[Begin]
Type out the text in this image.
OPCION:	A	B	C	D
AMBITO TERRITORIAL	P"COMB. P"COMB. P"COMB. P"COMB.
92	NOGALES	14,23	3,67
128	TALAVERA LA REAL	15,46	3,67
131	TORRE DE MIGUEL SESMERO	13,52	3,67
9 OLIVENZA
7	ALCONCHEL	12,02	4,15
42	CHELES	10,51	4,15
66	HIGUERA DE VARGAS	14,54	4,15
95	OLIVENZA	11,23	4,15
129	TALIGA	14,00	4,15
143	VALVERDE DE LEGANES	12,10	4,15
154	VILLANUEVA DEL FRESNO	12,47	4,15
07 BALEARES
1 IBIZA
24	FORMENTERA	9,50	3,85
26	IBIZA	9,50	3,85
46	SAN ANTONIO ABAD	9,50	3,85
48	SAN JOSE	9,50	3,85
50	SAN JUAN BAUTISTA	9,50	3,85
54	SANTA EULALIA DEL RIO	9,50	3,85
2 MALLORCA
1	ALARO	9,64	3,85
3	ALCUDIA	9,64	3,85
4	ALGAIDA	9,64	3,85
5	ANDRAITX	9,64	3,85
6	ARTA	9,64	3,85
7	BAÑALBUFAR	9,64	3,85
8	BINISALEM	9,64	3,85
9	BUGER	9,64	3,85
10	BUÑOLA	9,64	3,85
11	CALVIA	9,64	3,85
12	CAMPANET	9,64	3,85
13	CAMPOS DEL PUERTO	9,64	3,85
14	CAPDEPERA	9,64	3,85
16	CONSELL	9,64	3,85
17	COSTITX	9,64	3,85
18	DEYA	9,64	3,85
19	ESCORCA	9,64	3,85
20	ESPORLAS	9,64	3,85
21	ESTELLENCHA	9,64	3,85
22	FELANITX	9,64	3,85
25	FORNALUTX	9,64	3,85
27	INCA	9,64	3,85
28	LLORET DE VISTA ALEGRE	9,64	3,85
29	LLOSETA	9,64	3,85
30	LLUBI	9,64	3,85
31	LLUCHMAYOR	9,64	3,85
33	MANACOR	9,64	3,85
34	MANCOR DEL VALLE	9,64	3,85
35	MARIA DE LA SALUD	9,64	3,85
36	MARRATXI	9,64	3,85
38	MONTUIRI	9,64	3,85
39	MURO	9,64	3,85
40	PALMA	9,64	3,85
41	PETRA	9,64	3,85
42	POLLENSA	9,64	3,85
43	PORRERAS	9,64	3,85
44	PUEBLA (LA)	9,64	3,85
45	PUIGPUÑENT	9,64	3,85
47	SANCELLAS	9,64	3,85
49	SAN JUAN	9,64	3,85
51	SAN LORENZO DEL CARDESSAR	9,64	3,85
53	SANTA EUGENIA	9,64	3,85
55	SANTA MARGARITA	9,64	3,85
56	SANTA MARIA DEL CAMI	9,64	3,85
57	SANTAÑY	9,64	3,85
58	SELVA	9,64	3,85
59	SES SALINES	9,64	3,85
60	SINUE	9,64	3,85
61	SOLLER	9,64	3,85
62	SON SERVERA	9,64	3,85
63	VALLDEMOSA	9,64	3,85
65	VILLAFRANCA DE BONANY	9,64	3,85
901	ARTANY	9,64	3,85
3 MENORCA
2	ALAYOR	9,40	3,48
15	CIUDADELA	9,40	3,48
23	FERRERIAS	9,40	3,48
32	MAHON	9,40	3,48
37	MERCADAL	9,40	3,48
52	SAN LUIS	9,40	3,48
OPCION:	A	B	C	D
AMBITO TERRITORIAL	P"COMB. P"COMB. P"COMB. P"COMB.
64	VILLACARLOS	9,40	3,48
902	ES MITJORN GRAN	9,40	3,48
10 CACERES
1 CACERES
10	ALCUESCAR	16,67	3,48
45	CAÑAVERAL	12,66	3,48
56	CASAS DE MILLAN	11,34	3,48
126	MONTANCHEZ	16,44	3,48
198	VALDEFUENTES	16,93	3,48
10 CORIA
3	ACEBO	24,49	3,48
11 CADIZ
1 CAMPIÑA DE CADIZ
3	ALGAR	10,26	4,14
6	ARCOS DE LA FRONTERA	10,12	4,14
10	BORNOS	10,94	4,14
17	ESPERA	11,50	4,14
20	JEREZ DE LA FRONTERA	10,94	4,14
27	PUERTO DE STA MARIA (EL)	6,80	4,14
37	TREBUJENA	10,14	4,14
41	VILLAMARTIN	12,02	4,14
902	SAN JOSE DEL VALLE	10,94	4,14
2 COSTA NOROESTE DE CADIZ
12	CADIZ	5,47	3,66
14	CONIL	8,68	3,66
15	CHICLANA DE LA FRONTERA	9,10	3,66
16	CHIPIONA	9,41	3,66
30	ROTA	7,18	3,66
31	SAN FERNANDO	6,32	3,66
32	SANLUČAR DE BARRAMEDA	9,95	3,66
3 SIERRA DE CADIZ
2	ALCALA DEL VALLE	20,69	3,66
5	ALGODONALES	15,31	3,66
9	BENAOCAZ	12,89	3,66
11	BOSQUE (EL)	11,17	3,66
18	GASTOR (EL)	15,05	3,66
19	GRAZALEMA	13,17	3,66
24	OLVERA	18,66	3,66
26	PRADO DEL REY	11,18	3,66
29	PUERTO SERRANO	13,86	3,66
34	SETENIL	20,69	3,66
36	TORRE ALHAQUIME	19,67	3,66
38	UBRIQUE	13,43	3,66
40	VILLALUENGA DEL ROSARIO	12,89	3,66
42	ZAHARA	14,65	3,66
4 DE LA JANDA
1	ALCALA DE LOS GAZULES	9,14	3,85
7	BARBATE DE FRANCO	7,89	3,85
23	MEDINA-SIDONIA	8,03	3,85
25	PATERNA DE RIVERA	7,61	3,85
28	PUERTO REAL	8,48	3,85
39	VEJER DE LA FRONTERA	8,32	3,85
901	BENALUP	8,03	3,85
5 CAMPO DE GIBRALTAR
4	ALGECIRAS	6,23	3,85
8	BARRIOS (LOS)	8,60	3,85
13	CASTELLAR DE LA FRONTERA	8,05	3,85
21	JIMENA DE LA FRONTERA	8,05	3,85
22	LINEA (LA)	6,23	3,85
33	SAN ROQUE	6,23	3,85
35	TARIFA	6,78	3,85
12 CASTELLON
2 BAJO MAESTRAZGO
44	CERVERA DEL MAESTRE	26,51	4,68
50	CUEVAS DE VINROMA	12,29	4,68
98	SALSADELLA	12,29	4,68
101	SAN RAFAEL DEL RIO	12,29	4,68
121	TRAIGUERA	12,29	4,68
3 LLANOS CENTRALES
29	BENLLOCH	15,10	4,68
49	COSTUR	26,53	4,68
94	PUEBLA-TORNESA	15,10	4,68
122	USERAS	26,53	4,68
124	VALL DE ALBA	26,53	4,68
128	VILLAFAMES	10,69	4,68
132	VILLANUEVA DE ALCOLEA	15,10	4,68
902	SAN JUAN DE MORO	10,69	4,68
[End]
AIM >> Which lines contain "ALCALA"? Copy each of them.

EXERCISE OUTPUT >>
2	ALCALA DEL VALLE	20,69	3,66
1	ALCALA DE LOS GAZULES	9,14	3,85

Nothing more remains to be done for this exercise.